■ **Exercise instructions**: Exclude any images and output the remaining records exactly.
— start of Dataset rows —
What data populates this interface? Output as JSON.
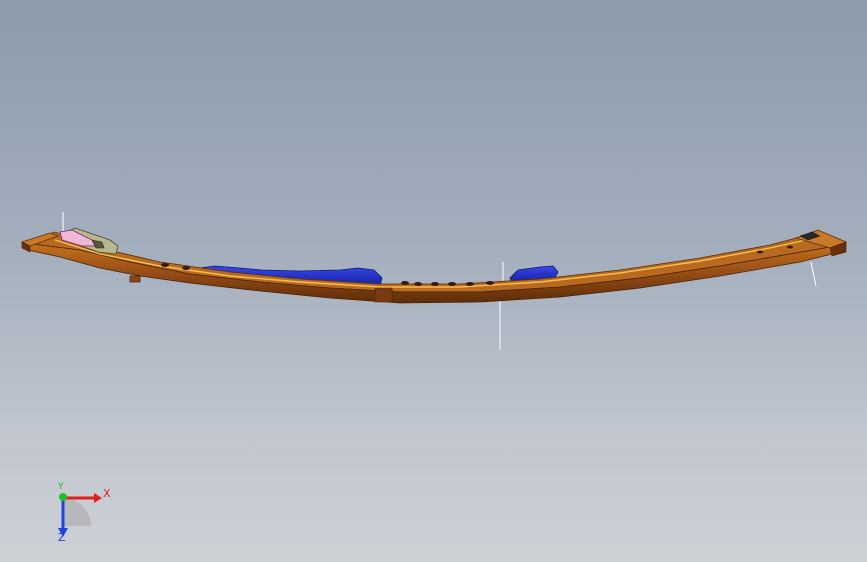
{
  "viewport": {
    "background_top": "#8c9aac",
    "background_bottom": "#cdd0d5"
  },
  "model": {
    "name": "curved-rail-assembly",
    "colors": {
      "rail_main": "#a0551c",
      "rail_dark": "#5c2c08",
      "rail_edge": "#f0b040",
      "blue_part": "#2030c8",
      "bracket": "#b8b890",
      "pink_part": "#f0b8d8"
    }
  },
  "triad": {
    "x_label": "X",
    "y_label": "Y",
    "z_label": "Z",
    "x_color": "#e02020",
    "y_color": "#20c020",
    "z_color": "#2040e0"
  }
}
— end of Dataset rows —
■ **Solution for this exercise**:
What data populates this interface? Output as JSON.
{
  "viewport": {
    "background_top": "#8c9aac",
    "background_bottom": "#cdd0d5"
  },
  "model": {
    "name": "curved-rail-assembly",
    "colors": {
      "rail_main": "#a0551c",
      "rail_dark": "#5c2c08",
      "rail_edge": "#f0b040",
      "blue_part": "#2030c8",
      "bracket": "#b8b890",
      "pink_part": "#f0b8d8"
    }
  },
  "triad": {
    "x_label": "X",
    "y_label": "Y",
    "z_label": "Z",
    "x_color": "#e02020",
    "y_color": "#20c020",
    "z_color": "#2040e0"
  }
}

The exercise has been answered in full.